Recorded data
------------------------------

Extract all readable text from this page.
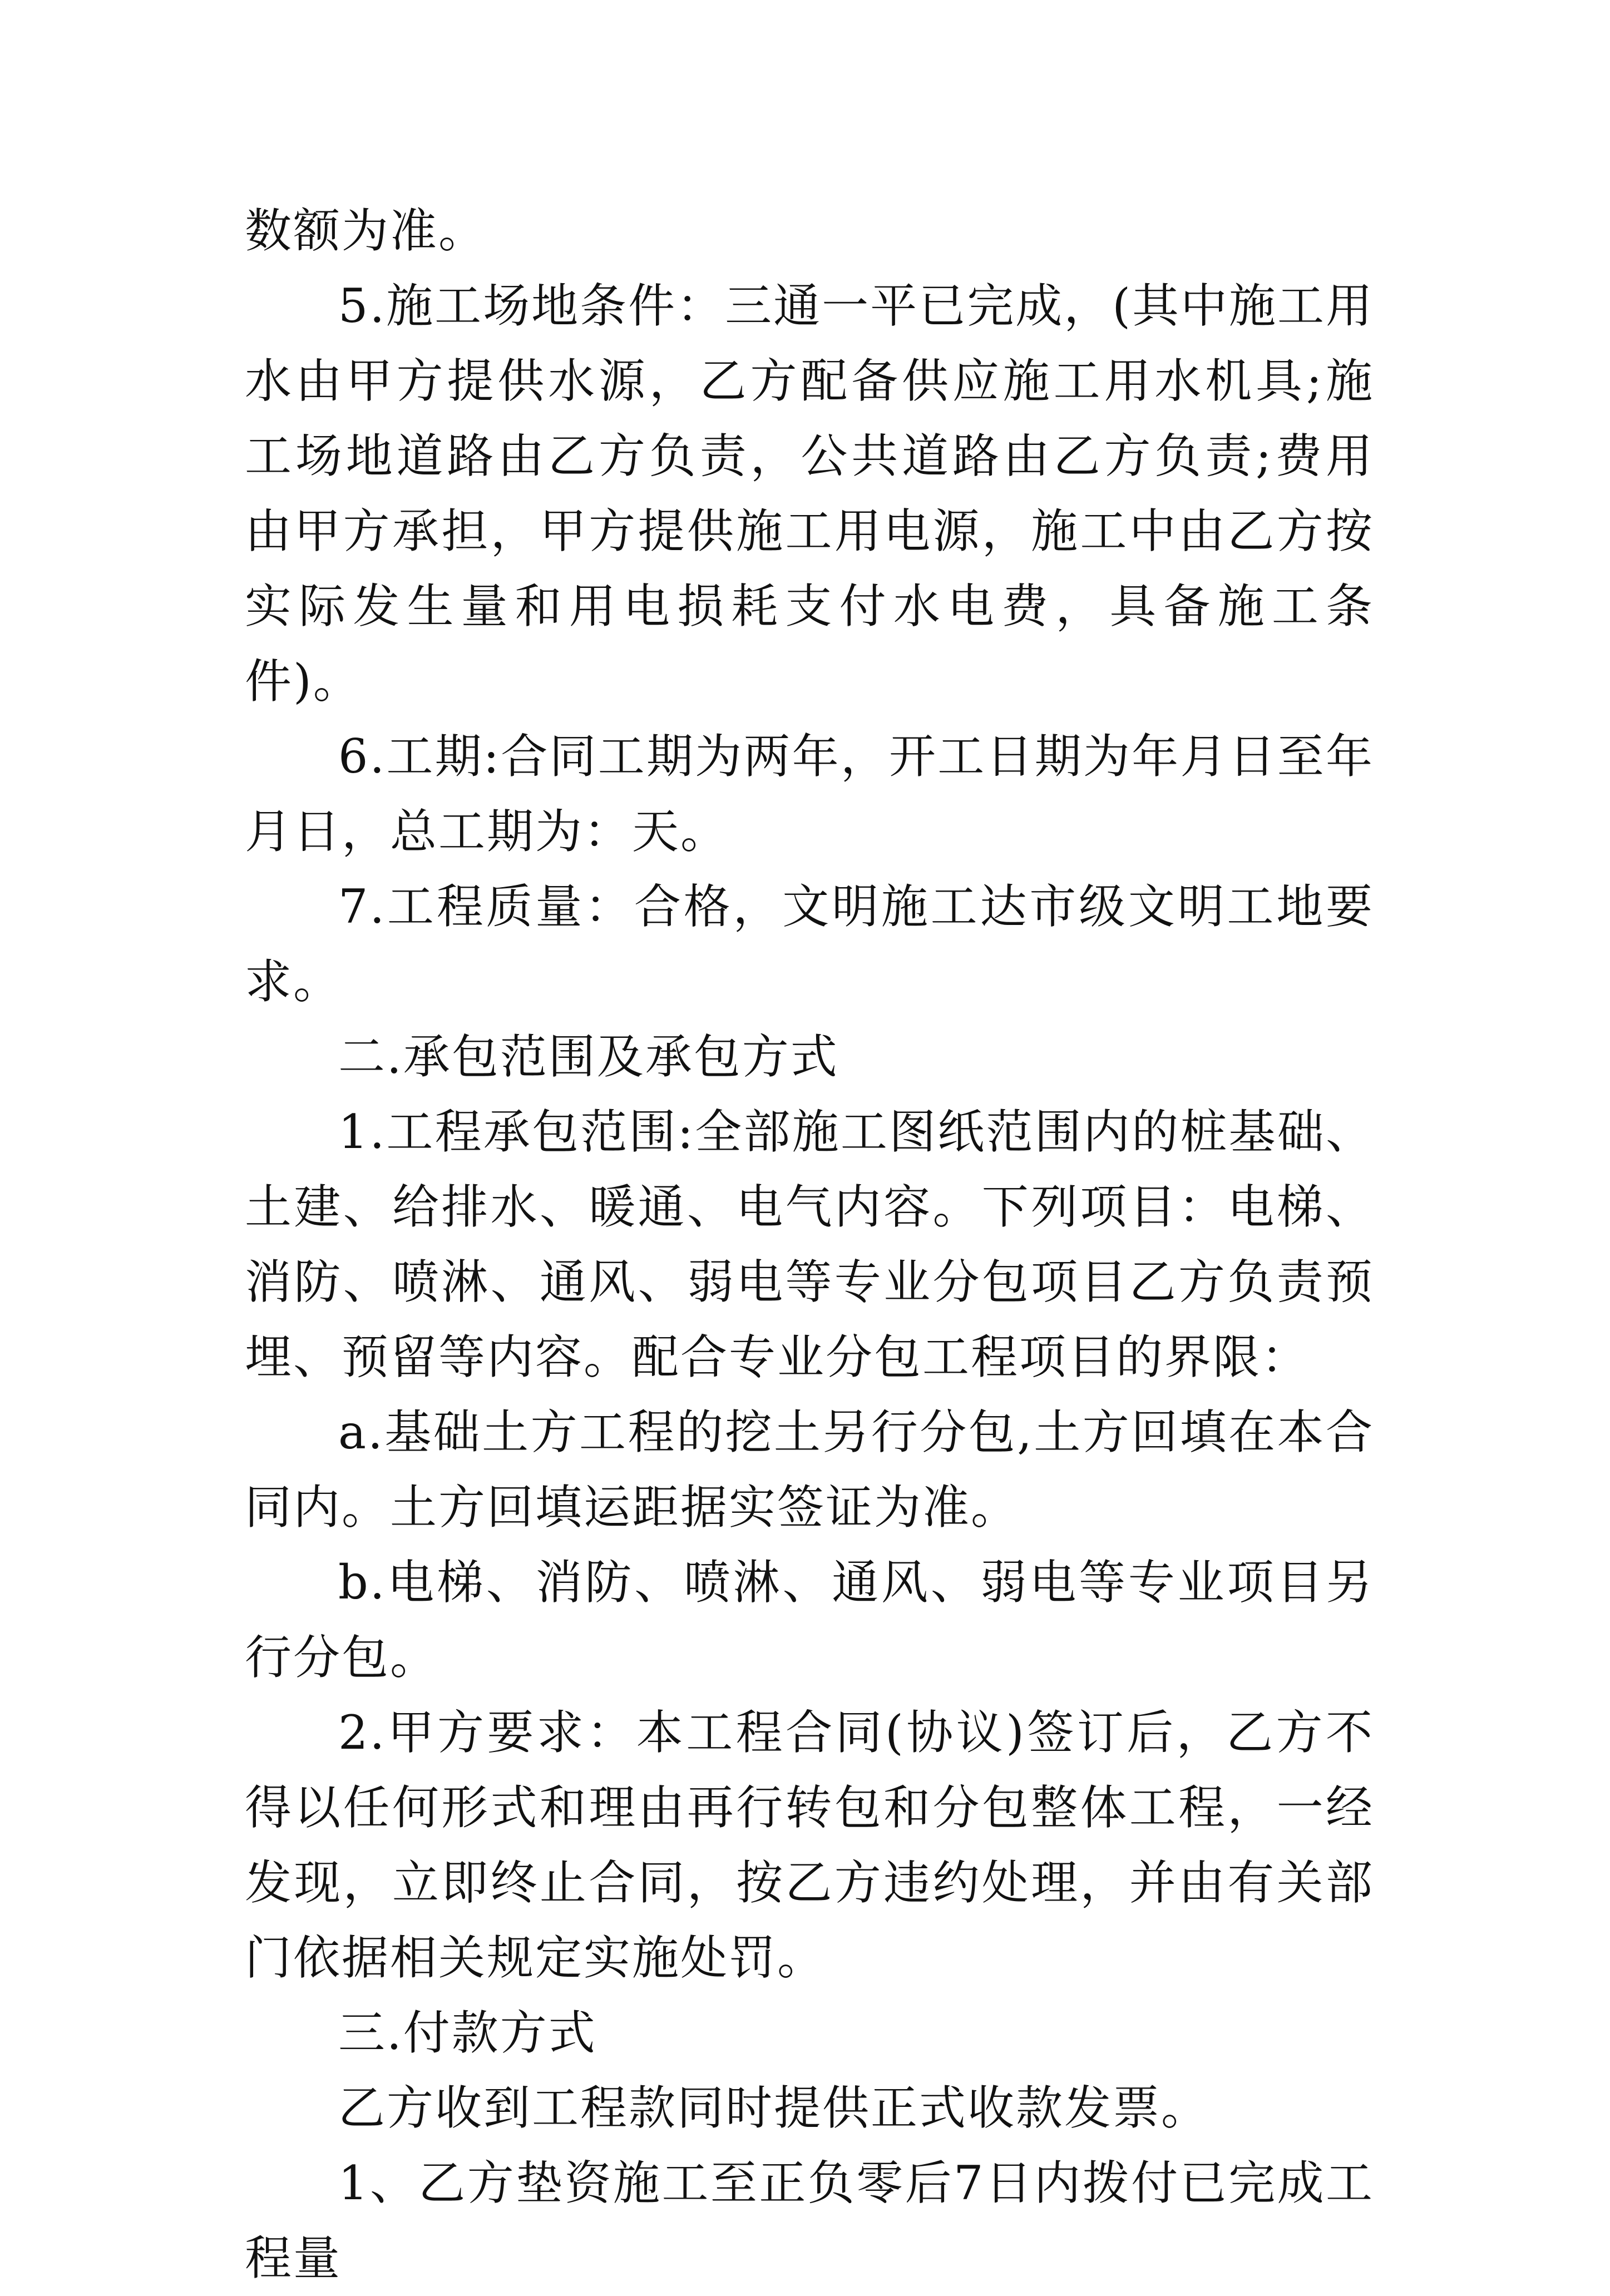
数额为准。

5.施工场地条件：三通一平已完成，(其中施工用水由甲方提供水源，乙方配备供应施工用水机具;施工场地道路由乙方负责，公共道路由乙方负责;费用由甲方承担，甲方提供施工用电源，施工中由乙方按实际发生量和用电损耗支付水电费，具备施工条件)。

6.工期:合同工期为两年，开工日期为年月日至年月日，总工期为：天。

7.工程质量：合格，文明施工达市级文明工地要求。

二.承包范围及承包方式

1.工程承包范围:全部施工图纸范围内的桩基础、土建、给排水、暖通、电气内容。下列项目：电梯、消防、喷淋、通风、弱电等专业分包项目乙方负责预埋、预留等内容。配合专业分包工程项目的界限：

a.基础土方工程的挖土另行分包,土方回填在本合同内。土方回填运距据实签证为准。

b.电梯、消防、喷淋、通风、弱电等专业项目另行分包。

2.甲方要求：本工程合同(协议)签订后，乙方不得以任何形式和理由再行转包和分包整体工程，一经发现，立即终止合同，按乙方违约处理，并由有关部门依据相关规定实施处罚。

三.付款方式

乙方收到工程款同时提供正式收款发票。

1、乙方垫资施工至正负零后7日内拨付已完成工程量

------------------------------

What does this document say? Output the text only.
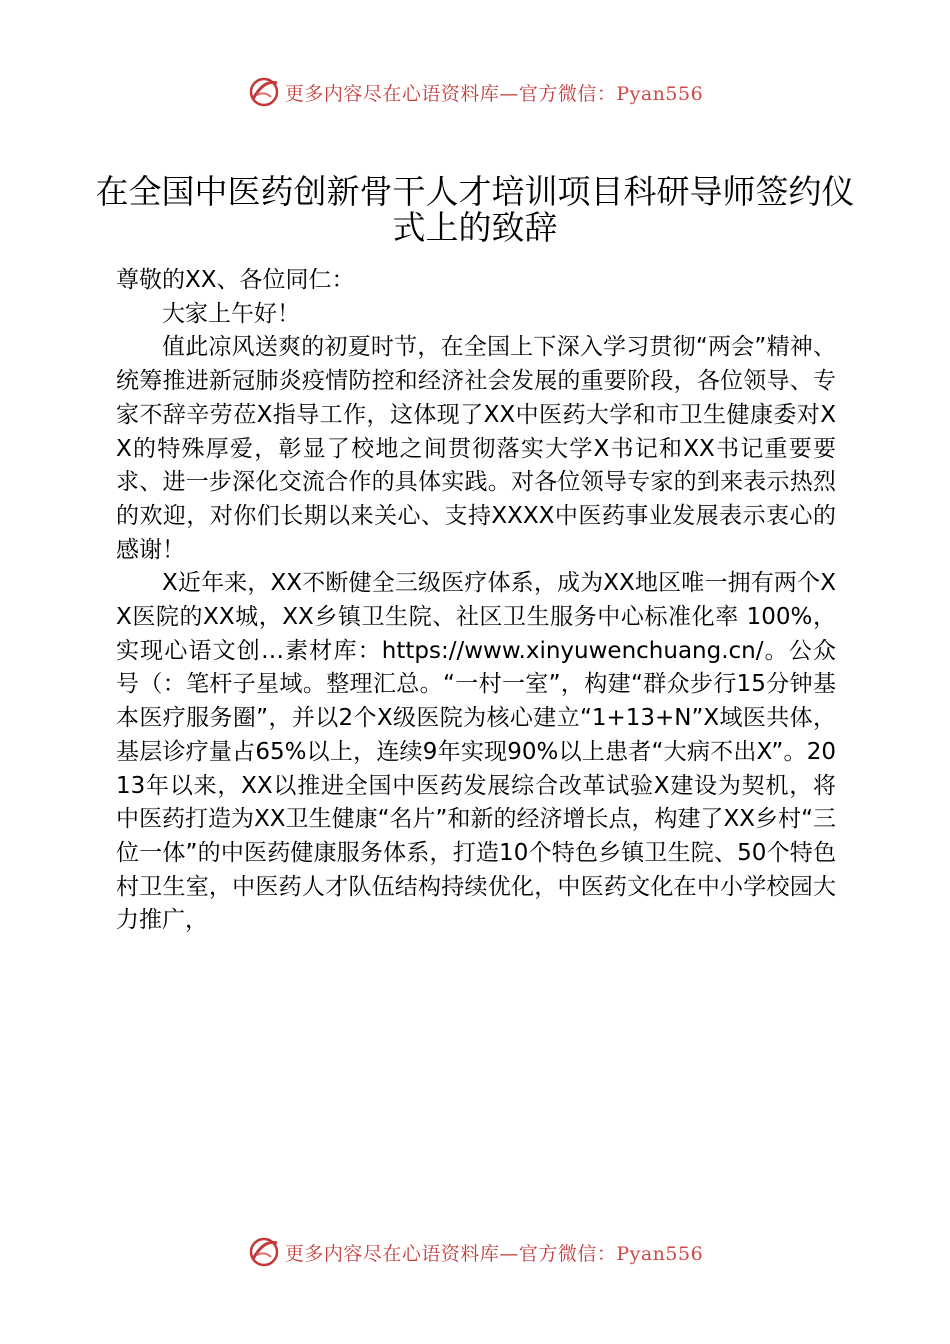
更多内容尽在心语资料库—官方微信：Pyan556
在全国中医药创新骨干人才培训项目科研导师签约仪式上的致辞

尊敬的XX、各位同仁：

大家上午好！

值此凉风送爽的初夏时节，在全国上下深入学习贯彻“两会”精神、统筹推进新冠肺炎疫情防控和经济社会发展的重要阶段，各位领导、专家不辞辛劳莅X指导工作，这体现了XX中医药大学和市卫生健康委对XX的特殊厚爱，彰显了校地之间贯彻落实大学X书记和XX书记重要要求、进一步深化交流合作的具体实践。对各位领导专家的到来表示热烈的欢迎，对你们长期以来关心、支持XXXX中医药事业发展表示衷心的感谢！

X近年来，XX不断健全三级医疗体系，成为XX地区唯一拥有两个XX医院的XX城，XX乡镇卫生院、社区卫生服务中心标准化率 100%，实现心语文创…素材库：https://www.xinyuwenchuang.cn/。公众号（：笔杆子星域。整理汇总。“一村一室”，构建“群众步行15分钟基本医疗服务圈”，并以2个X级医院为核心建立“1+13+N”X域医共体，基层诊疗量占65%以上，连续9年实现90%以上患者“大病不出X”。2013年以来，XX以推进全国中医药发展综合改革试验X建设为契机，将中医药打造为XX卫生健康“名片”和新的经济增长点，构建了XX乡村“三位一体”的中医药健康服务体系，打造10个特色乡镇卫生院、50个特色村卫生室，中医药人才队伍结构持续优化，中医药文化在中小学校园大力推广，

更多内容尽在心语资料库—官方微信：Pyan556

------------------------------

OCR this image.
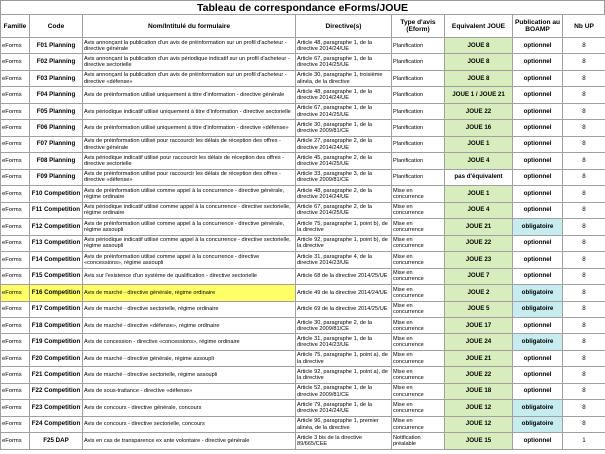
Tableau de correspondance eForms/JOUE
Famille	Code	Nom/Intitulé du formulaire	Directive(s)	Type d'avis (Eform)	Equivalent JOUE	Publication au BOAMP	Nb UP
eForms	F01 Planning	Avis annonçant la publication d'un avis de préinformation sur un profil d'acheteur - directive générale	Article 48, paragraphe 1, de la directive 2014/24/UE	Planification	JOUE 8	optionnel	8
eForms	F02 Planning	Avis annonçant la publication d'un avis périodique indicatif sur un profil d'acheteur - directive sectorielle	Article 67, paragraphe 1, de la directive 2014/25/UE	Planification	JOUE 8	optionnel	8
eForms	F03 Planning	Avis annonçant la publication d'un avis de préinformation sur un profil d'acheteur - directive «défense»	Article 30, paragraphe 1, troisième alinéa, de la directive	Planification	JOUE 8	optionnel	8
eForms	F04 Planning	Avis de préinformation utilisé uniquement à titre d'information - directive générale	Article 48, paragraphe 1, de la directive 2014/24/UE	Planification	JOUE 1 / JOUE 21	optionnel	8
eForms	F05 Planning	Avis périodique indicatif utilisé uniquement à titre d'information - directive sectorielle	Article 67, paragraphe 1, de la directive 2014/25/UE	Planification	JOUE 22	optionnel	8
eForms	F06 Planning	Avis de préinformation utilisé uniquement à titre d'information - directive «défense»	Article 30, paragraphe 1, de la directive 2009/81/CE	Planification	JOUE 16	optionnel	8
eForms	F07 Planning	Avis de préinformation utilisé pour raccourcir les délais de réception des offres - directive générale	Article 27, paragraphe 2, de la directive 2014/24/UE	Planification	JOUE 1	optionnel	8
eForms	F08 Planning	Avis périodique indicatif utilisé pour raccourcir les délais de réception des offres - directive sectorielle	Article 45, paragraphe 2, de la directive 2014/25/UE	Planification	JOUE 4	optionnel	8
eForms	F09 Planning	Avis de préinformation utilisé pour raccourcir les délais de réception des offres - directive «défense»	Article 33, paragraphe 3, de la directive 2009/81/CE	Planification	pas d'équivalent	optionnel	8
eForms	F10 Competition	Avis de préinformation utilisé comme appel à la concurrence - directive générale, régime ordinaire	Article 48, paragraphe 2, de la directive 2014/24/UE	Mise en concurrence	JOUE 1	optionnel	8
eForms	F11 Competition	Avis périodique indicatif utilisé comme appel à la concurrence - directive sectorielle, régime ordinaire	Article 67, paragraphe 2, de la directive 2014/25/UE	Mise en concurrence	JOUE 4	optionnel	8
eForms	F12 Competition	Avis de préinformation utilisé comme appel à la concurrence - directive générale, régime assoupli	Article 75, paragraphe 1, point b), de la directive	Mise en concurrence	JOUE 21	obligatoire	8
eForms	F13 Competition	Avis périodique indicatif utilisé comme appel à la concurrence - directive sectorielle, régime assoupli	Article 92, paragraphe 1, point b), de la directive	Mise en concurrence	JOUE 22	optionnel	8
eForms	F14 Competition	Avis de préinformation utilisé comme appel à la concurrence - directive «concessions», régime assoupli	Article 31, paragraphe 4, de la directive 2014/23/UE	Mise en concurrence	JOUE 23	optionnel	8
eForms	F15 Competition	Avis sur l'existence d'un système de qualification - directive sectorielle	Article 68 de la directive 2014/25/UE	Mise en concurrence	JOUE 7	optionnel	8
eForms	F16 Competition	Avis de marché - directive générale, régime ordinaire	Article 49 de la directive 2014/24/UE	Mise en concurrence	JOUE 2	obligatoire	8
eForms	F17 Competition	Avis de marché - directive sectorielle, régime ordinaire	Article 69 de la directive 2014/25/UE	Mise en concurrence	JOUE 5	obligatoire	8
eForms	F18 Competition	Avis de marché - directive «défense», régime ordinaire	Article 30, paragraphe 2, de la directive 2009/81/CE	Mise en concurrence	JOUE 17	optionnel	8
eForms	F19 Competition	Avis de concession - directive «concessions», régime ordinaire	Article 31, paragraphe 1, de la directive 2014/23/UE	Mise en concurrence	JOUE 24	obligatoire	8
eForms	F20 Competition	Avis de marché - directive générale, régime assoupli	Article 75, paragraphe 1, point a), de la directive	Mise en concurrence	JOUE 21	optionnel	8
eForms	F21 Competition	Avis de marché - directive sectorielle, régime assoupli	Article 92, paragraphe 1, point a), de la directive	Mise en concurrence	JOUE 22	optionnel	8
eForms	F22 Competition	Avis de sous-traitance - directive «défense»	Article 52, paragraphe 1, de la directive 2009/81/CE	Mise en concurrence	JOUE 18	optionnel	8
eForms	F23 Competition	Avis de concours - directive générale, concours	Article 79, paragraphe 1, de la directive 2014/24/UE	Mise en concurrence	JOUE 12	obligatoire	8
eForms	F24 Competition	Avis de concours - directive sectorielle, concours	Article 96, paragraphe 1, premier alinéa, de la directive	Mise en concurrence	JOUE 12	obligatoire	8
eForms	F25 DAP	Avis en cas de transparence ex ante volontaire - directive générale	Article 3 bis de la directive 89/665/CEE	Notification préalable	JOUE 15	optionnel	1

------------------------------

**Stated problem**
Pick out and copy every line that contains the word "alinéa".

**Complete output**
eForms	F03 Planning	Avis annonçant la publication d'un avis de préinformation sur un profil d'acheteur - directive «défense»	Article 30, paragraphe 1, troisième alinéa, de la directive	Planification	JOUE 8	optionnel	8
eForms	F24 Competition	Avis de concours - directive sectorielle, concours	Article 96, paragraphe 1, premier alinéa, de la directive	Mise en concurrence	JOUE 12	obligatoire	8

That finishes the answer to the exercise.